[Start Records to use]
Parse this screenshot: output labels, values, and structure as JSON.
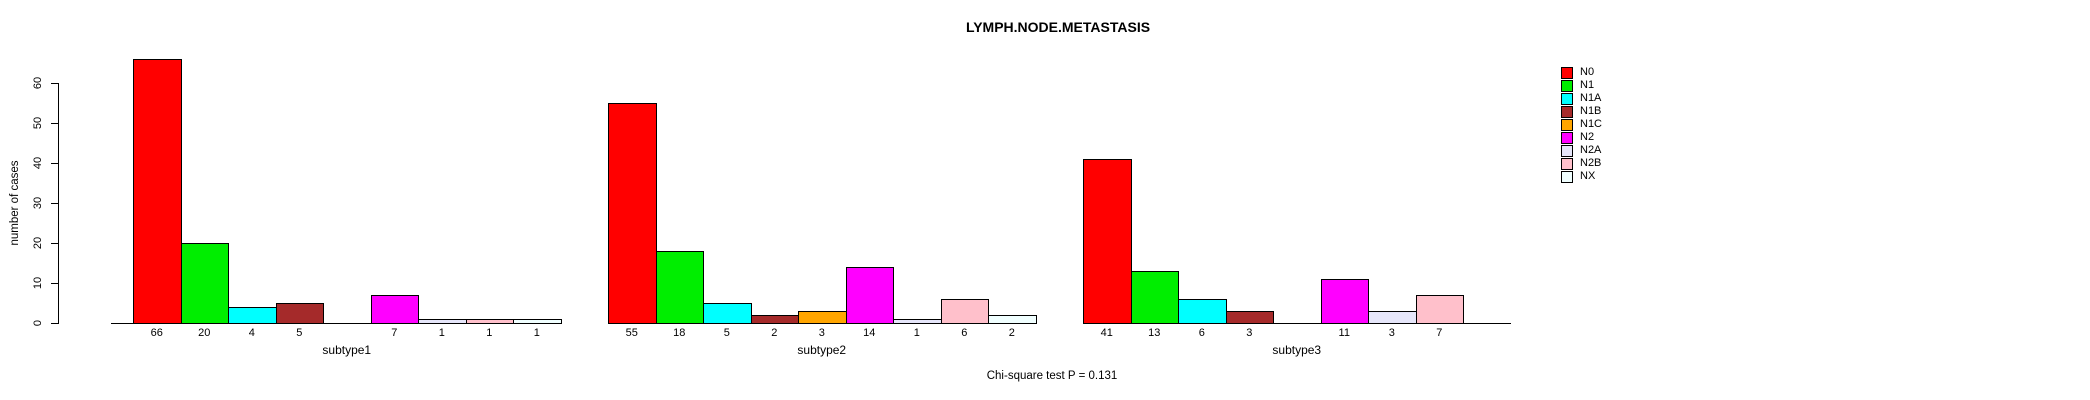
{
  "chart_data": {
    "type": "bar",
    "title": "LYMPH.NODE.METASTASIS",
    "ylabel": "number of cases",
    "xlabel": "",
    "ylim": [
      0,
      60
    ],
    "yticks": [
      0,
      10,
      20,
      30,
      40,
      50,
      60
    ],
    "grid": false,
    "legend_position": "right",
    "annotation": "Chi-square test P = 0.131",
    "categories": [
      "N0",
      "N1",
      "N1A",
      "N1B",
      "N1C",
      "N2",
      "N2A",
      "N2B",
      "NX"
    ],
    "colors": [
      "#FF0000",
      "#00EE00",
      "#00FFFF",
      "#A52A2A",
      "#FFA500",
      "#FF00FF",
      "#E6E6FA",
      "#FFC0CB",
      "#F0FFFF"
    ],
    "groups": [
      {
        "label": "subtype1",
        "values": [
          66,
          20,
          4,
          5,
          0,
          7,
          1,
          1,
          1
        ]
      },
      {
        "label": "subtype2",
        "values": [
          55,
          18,
          5,
          2,
          3,
          14,
          1,
          6,
          2
        ]
      },
      {
        "label": "subtype3",
        "values": [
          41,
          13,
          6,
          3,
          0,
          11,
          3,
          7,
          0
        ]
      }
    ],
    "legend": [
      {
        "label": "N0",
        "color": "#FF0000"
      },
      {
        "label": "N1",
        "color": "#00EE00"
      },
      {
        "label": "N1A",
        "color": "#00FFFF"
      },
      {
        "label": "N1B",
        "color": "#A52A2A"
      },
      {
        "label": "N1C",
        "color": "#FFA500"
      },
      {
        "label": "N2",
        "color": "#FF00FF"
      },
      {
        "label": "N2A",
        "color": "#E6E6FA"
      },
      {
        "label": "N2B",
        "color": "#FFC0CB"
      },
      {
        "label": "NX",
        "color": "#F0FFFF"
      }
    ]
  }
}
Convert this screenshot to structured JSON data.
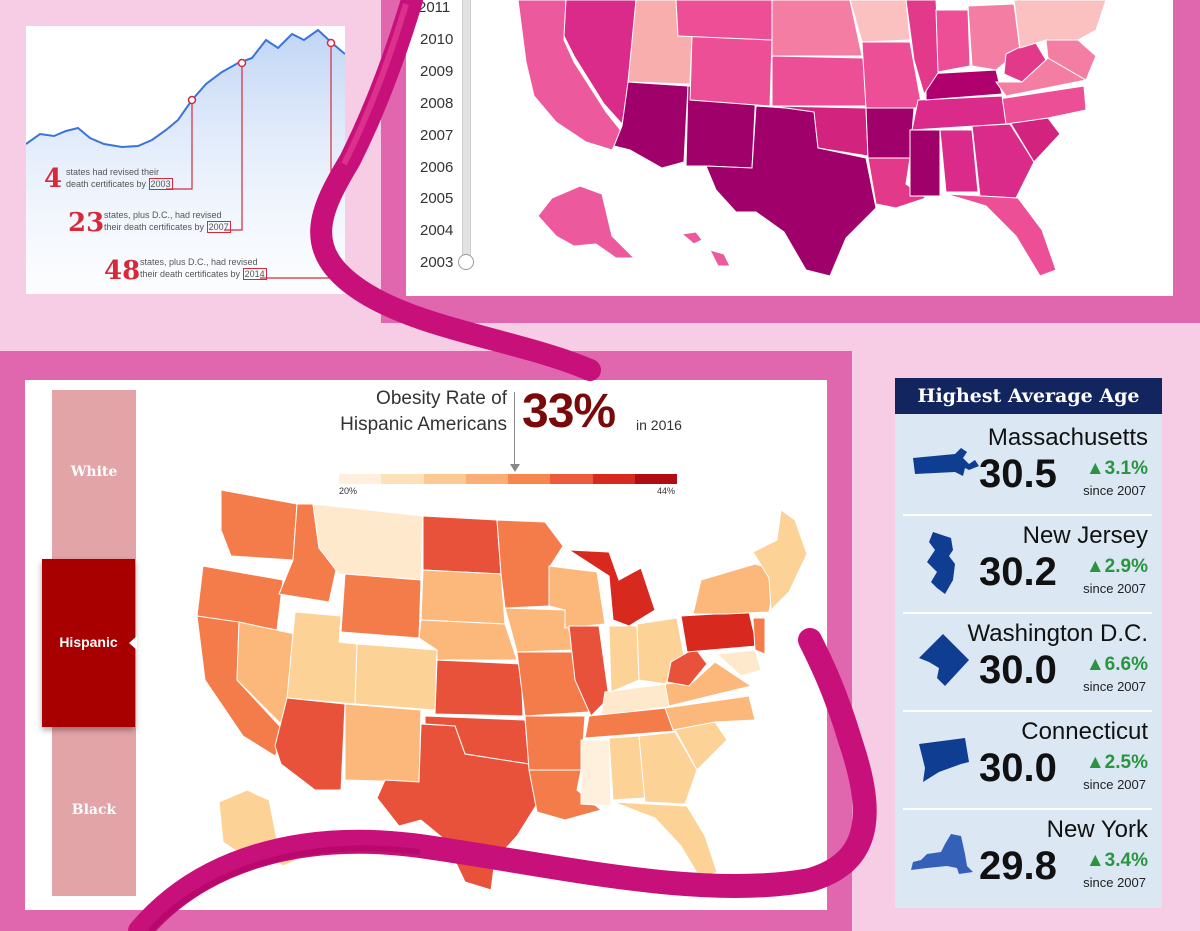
{
  "line_chart": {
    "notes": [
      {
        "number": "4",
        "text_a": "states had revised their",
        "text_b": "death certificates by ",
        "year": "2003"
      },
      {
        "number": "23",
        "text_a": "states, plus D.C., had revised",
        "text_b": "their death certificates by ",
        "year": "2007"
      },
      {
        "number": "48",
        "text_a": "states, plus D.C., had revised",
        "text_b": "their death certificates by ",
        "year": "2014"
      }
    ],
    "colors": {
      "line": "#3a74d9",
      "accent": "#d62a3a"
    }
  },
  "year_slider": {
    "years": [
      "2011",
      "2010",
      "2009",
      "2008",
      "2007",
      "2006",
      "2005",
      "2004",
      "2003"
    ],
    "selected": "2003"
  },
  "obesity": {
    "title_line1": "Obesity Rate of",
    "title_line2": "Hispanic Americans",
    "value": "33%",
    "year_label": "in 2016",
    "scale_min": "20%",
    "scale_max": "44%",
    "scale_colors": [
      "#fef0dc",
      "#fde1b8",
      "#fcc992",
      "#fbae74",
      "#f7864c",
      "#ec5b3c",
      "#d8291f",
      "#b00c12"
    ],
    "tabs": [
      {
        "label": "White",
        "active": false
      },
      {
        "label": "Hispanic",
        "active": true
      },
      {
        "label": "Black",
        "active": false
      }
    ]
  },
  "average_age": {
    "heading": "Highest Average Age",
    "rows": [
      {
        "state": "Massachusetts",
        "age": "30.5",
        "change": "▲3.1%",
        "since": "since 2007",
        "icon": "massachusetts-shape-icon"
      },
      {
        "state": "New Jersey",
        "age": "30.2",
        "change": "▲2.9%",
        "since": "since 2007",
        "icon": "new-jersey-shape-icon"
      },
      {
        "state": "Washington D.C.",
        "age": "30.0",
        "change": "▲6.6%",
        "since": "since 2007",
        "icon": "washington-dc-shape-icon"
      },
      {
        "state": "Connecticut",
        "age": "30.0",
        "change": "▲2.5%",
        "since": "since 2007",
        "icon": "connecticut-shape-icon"
      },
      {
        "state": "New York",
        "age": "29.8",
        "change": "▲3.4%",
        "since": "since 2007",
        "icon": "new-york-shape-icon"
      }
    ]
  },
  "palette": {
    "background": "#f6cde4",
    "frame": "#e066ad",
    "ribbon": "#c8107a",
    "age_header": "#12255f",
    "state_blue": "#0f3d91",
    "positive": "#2a9440",
    "hispanic_tab": "#a80000",
    "inactive_tab": "#e3a4a8"
  }
}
[End Records to use]
Exercise details => Exclude the pictures. Write out the remaining data exactly.

Result for this exercise =>
Parse this screenshot: output labels, values, and structure as JSON.
{
  "chart_data": {
    "type": "bar",
    "title": "LYMPH.NODE.METASTASIS",
    "ylabel": "number of cases",
    "xlabel": "",
    "ylim": [
      0,
      60
    ],
    "yticks": [
      0,
      10,
      20,
      30,
      40,
      50,
      60
    ],
    "grid": false,
    "legend_position": "right",
    "annotation": "Chi-square test P = 0.131",
    "categories": [
      "N0",
      "N1",
      "N1A",
      "N1B",
      "N1C",
      "N2",
      "N2A",
      "N2B",
      "NX"
    ],
    "colors": [
      "#FF0000",
      "#00EE00",
      "#00FFFF",
      "#A52A2A",
      "#FFA500",
      "#FF00FF",
      "#E6E6FA",
      "#FFC0CB",
      "#F0FFFF"
    ],
    "groups": [
      {
        "label": "subtype1",
        "values": [
          66,
          20,
          4,
          5,
          0,
          7,
          1,
          1,
          1
        ]
      },
      {
        "label": "subtype2",
        "values": [
          55,
          18,
          5,
          2,
          3,
          14,
          1,
          6,
          2
        ]
      },
      {
        "label": "subtype3",
        "values": [
          41,
          13,
          6,
          3,
          0,
          11,
          3,
          7,
          0
        ]
      }
    ],
    "legend": [
      {
        "label": "N0",
        "color": "#FF0000"
      },
      {
        "label": "N1",
        "color": "#00EE00"
      },
      {
        "label": "N1A",
        "color": "#00FFFF"
      },
      {
        "label": "N1B",
        "color": "#A52A2A"
      },
      {
        "label": "N1C",
        "color": "#FFA500"
      },
      {
        "label": "N2",
        "color": "#FF00FF"
      },
      {
        "label": "N2A",
        "color": "#E6E6FA"
      },
      {
        "label": "N2B",
        "color": "#FFC0CB"
      },
      {
        "label": "NX",
        "color": "#F0FFFF"
      }
    ]
  }
}
Convert this screenshot to structured JSON data.
{
  "line_chart": {
    "notes": [
      {
        "number": "4",
        "text_a": "states had revised their",
        "text_b": "death certificates by ",
        "year": "2003"
      },
      {
        "number": "23",
        "text_a": "states, plus D.C., had revised",
        "text_b": "their death certificates by ",
        "year": "2007"
      },
      {
        "number": "48",
        "text_a": "states, plus D.C., had revised",
        "text_b": "their death certificates by ",
        "year": "2014"
      }
    ],
    "colors": {
      "line": "#3a74d9",
      "accent": "#d62a3a"
    }
  },
  "year_slider": {
    "years": [
      "2011",
      "2010",
      "2009",
      "2008",
      "2007",
      "2006",
      "2005",
      "2004",
      "2003"
    ],
    "selected": "2003"
  },
  "obesity": {
    "title_line1": "Obesity Rate of",
    "title_line2": "Hispanic Americans",
    "value": "33%",
    "year_label": "in 2016",
    "scale_min": "20%",
    "scale_max": "44%",
    "scale_colors": [
      "#fef0dc",
      "#fde1b8",
      "#fcc992",
      "#fbae74",
      "#f7864c",
      "#ec5b3c",
      "#d8291f",
      "#b00c12"
    ],
    "tabs": [
      {
        "label": "White",
        "active": false
      },
      {
        "label": "Hispanic",
        "active": true
      },
      {
        "label": "Black",
        "active": false
      }
    ]
  },
  "average_age": {
    "heading": "Highest Average Age",
    "rows": [
      {
        "state": "Massachusetts",
        "age": "30.5",
        "change": "▲3.1%",
        "since": "since 2007",
        "icon": "massachusetts-shape-icon"
      },
      {
        "state": "New Jersey",
        "age": "30.2",
        "change": "▲2.9%",
        "since": "since 2007",
        "icon": "new-jersey-shape-icon"
      },
      {
        "state": "Washington D.C.",
        "age": "30.0",
        "change": "▲6.6%",
        "since": "since 2007",
        "icon": "washington-dc-shape-icon"
      },
      {
        "state": "Connecticut",
        "age": "30.0",
        "change": "▲2.5%",
        "since": "since 2007",
        "icon": "connecticut-shape-icon"
      },
      {
        "state": "New York",
        "age": "29.8",
        "change": "▲3.4%",
        "since": "since 2007",
        "icon": "new-york-shape-icon"
      }
    ]
  },
  "palette": {
    "background": "#f6cde4",
    "frame": "#e066ad",
    "ribbon": "#c8107a",
    "age_header": "#12255f",
    "state_blue": "#0f3d91",
    "positive": "#2a9440",
    "hispanic_tab": "#a80000",
    "inactive_tab": "#e3a4a8"
  }
}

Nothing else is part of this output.